◆ **EXERCISE GOAL**
Identify the lines that contain the string "three" and report only how many there are.
--*--
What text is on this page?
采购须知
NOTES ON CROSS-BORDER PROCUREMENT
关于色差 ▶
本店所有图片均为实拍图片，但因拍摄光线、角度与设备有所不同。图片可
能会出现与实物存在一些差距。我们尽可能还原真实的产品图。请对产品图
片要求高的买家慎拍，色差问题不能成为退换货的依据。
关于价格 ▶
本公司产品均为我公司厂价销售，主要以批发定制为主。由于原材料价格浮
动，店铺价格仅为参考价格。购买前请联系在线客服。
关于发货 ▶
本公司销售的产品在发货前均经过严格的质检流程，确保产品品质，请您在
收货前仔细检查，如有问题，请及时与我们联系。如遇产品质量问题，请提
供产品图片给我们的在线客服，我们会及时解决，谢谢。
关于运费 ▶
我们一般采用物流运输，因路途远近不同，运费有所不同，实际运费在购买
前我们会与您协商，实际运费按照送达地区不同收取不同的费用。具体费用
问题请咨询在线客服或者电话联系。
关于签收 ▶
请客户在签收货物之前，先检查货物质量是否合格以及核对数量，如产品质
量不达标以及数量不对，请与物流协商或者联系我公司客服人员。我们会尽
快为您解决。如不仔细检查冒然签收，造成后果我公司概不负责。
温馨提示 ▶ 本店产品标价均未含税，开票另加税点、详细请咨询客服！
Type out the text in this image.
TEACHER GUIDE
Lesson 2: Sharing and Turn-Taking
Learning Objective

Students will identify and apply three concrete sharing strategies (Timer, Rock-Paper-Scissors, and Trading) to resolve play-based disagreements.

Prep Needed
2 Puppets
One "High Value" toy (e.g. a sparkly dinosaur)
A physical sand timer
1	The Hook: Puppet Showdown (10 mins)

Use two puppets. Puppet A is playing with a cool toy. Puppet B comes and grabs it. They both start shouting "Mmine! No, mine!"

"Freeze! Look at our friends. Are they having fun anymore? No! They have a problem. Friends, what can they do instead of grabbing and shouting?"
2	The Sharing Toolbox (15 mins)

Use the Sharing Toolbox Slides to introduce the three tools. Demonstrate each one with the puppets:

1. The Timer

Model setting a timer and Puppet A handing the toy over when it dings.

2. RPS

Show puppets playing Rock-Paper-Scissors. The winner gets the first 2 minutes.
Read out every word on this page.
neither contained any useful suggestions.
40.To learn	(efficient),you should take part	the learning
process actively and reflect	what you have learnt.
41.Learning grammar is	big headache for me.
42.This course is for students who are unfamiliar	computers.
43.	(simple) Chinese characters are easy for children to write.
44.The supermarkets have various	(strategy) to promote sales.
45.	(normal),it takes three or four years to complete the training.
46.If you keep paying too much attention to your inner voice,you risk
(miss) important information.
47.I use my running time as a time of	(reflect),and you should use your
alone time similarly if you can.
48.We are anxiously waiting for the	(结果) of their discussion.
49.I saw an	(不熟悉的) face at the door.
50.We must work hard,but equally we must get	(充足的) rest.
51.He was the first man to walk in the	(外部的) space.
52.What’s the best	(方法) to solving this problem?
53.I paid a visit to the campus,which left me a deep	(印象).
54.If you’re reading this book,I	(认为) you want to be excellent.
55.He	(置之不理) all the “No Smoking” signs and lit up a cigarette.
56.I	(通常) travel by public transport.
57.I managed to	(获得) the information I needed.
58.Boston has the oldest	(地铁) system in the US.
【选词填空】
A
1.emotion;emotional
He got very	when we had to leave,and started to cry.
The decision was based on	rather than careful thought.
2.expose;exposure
--*--
◆ **ANSWER TO THIS TASK**
3